--- YOUR INSTRUCTIONS ---
Render the listing from its beginning through the line containing "The rear gate 2c is at (1123, 398)." as a JSON list of strings, one string per line and no blank lines. Leave out the pictures.
+++
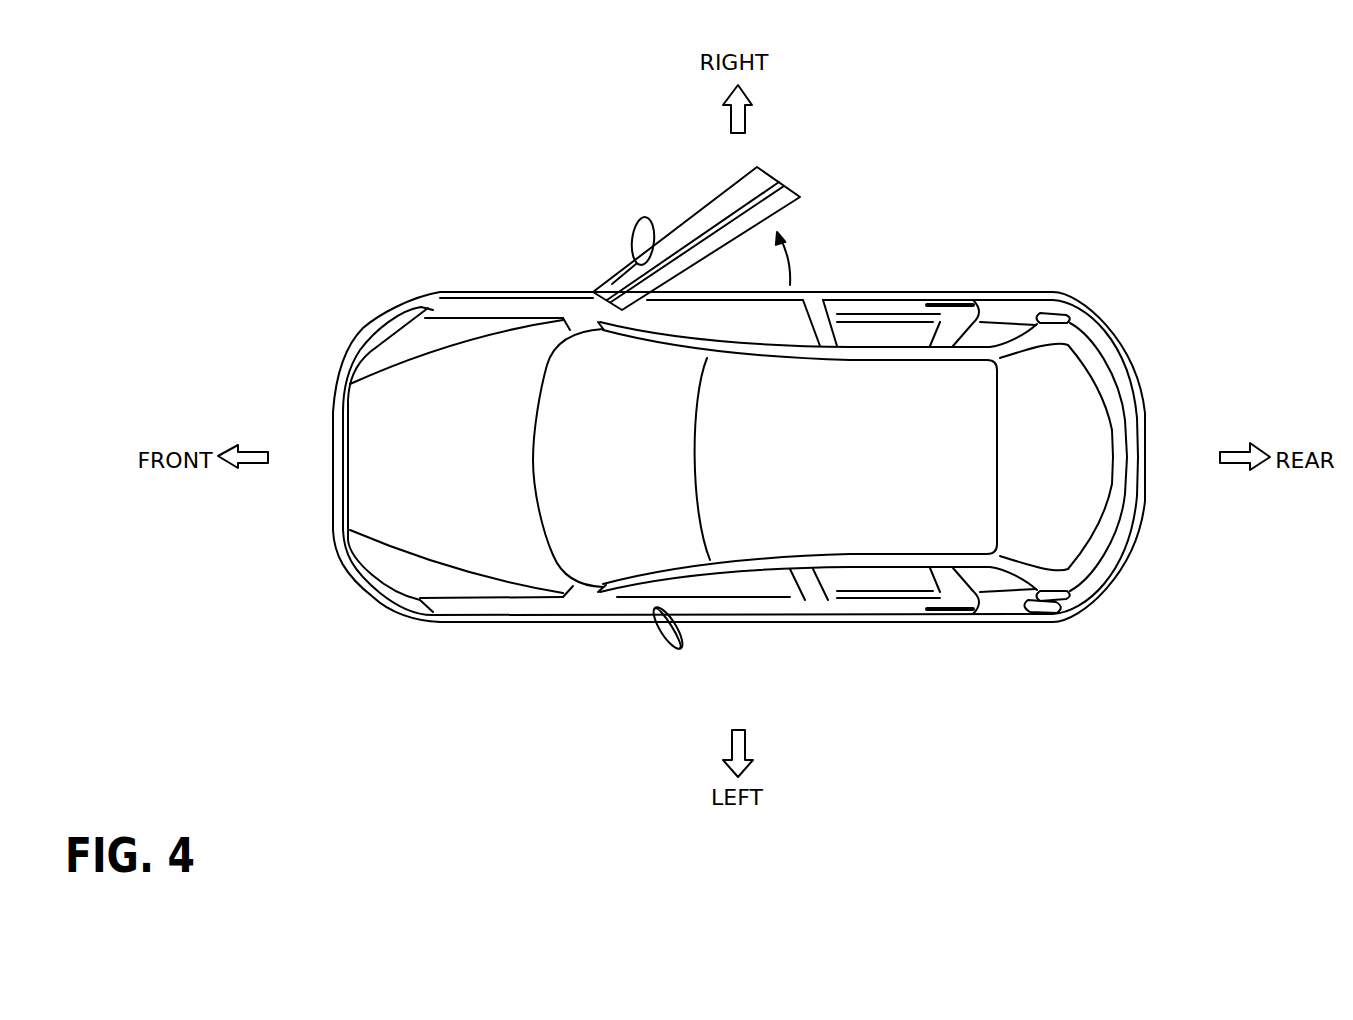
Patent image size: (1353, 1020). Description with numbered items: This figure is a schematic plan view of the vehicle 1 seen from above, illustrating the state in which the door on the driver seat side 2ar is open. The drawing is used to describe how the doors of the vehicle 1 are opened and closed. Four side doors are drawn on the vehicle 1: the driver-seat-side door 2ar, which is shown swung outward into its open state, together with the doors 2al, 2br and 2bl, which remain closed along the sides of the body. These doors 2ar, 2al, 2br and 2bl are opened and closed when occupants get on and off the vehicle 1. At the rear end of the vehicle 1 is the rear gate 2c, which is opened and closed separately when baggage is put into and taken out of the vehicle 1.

The vehicle 1 is at (1086, 293).
The door on a driver seat side 2ar is at (730, 188).
The door 2br is at (890, 302).
The door 2al is at (747, 613).
The door 2bl is at (887, 610).
The rear gate 2c is at (1123, 398).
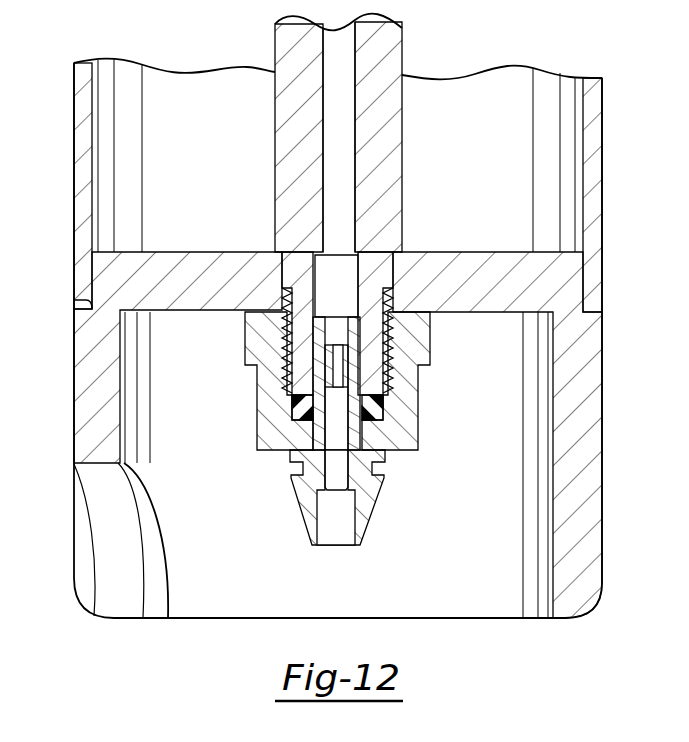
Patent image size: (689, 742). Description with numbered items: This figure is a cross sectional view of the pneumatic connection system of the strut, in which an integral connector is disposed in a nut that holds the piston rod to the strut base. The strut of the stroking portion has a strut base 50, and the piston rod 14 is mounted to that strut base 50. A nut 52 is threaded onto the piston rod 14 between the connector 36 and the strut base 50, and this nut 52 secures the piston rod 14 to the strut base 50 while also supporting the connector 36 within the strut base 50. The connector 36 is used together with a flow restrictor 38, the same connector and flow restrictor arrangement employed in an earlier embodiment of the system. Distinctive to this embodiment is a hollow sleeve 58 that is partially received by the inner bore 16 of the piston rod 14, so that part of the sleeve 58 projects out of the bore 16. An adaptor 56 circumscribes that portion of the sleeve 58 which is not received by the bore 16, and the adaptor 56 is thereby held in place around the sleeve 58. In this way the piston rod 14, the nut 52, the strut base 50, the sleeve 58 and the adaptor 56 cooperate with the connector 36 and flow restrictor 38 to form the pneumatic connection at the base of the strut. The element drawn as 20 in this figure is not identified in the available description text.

The piston rod 14 is at (402, 157).
The inner bore 16 is at (338, 126).
The needle 20 is at (333, 462).
The connector 36 is at (300, 525).
The flow restrictor 38 is at (340, 360).
The strut base 50 is at (486, 258).
The nut 52 is at (415, 440).
The adaptor 56 is at (373, 403).
The hollow sleeve 58 is at (320, 377).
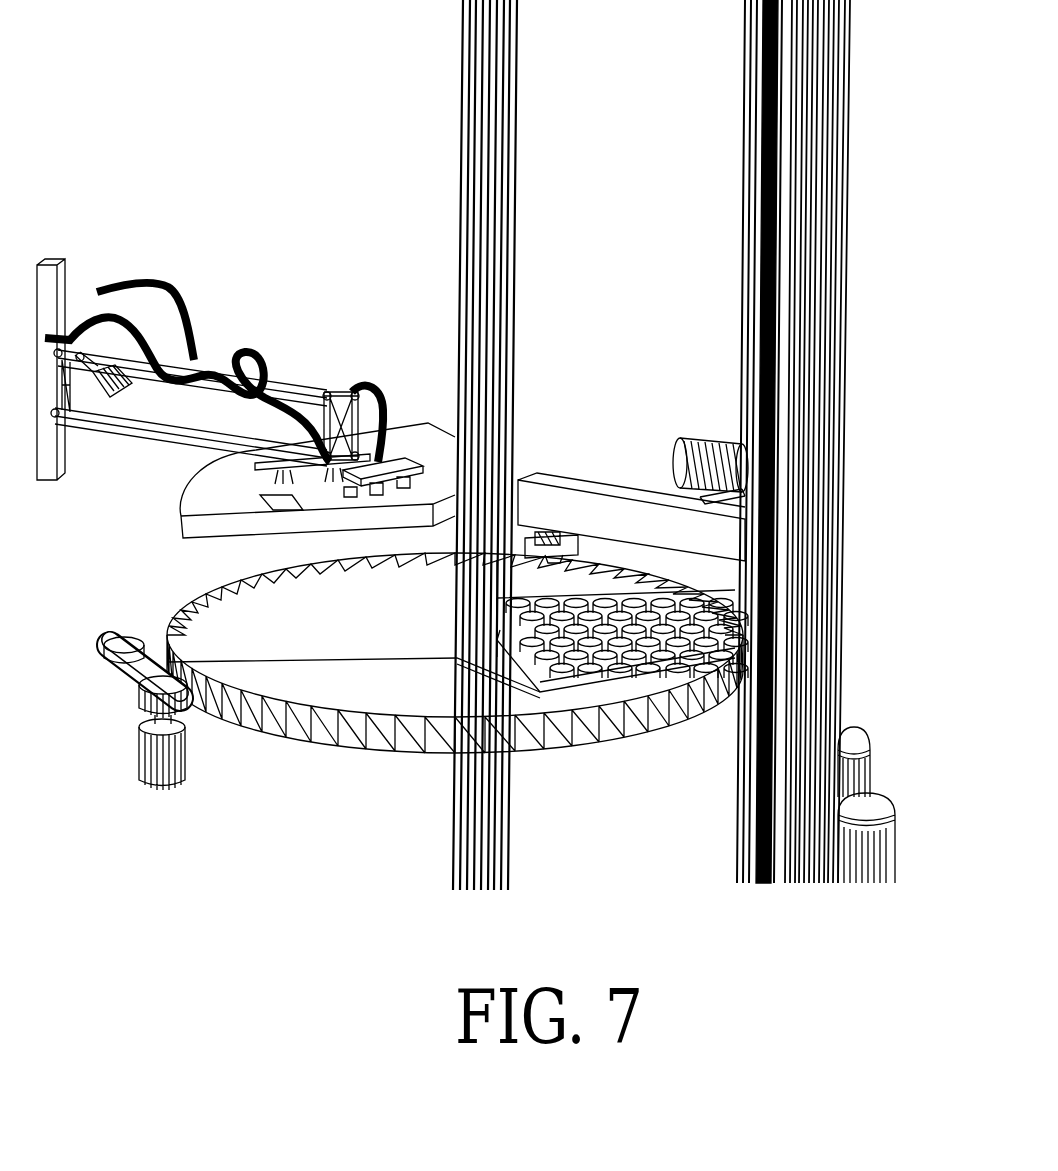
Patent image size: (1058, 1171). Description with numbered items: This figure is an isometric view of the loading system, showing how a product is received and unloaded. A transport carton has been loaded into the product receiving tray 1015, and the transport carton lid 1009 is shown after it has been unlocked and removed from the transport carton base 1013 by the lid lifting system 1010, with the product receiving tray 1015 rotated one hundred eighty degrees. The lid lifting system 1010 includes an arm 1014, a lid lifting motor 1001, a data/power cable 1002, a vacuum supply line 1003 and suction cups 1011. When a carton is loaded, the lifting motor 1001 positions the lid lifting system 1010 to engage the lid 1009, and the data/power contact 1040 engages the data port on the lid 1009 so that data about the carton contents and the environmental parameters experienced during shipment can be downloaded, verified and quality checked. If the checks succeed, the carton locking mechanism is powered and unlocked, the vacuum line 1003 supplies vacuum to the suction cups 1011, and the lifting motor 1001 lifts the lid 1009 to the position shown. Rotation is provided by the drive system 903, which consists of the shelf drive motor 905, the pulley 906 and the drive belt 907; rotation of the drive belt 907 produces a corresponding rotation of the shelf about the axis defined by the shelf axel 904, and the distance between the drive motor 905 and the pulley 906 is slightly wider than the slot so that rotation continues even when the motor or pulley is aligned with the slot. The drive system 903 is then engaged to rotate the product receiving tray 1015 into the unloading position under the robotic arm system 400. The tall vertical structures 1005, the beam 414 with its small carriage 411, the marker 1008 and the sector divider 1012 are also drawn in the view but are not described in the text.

The robotic arm system 400 is at (707, 497).
The carriage 411 is at (537, 530).
The beam 414 is at (610, 497).
The drive system 903 is at (133, 717).
The shelf axel 904 is at (482, 807).
The shelf drive motor 905 is at (187, 772).
The pulley 906 is at (112, 640).
The drive belt 907 is at (122, 677).
The lid lifting motor 1001 is at (118, 370).
The data/power cable 1002 is at (160, 285).
The vacuum supply line 1003 is at (105, 340).
The support column 1005 is at (780, 385).
The marker 1008 is at (297, 512).
The transport carton lid 1009 is at (222, 520).
The lid lifting system 1010 is at (183, 438).
The suction cups 1011 is at (287, 468).
The sector divider 1012 is at (278, 664).
The transport carton base 1013 is at (610, 700).
The arm 1014 is at (347, 393).
The product receiving tray 1015 is at (410, 740).
The data/power contact 1040 is at (405, 460).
+++
--- SOLVED PROBLEM ---
[
  "Patent image size: (1353, 1020). Description with numbered items: This figure is a schematic plan view of the vehicle 1 seen from above, illustrating the state in which the door on the driver seat side 2ar is open. The drawing is used to describe how the doors of the vehicle 1 are opened and closed. Four side doors are drawn on the vehicle 1: the driver-seat-side door 2ar, which is shown swung outward into its open state, together with the doors 2al, 2br and 2bl, which remain closed along the sides of the body. These doors 2ar, 2al, 2br and 2bl are opened and closed when occupants get on and off the vehicle 1. At the rear end of the vehicle 1 is the rear gate 2c, which is opened and closed separately when baggage is put into and taken out of the vehicle 1.",
  "The vehicle 1 is at (1086, 293).",
  "The door on a driver seat side 2ar is at (730, 188).",
  "The door 2br is at (890, 302).",
  "The door 2al is at (747, 613).",
  "The door 2bl is at (887, 610).",
  "The rear gate 2c is at (1123, 398)."
]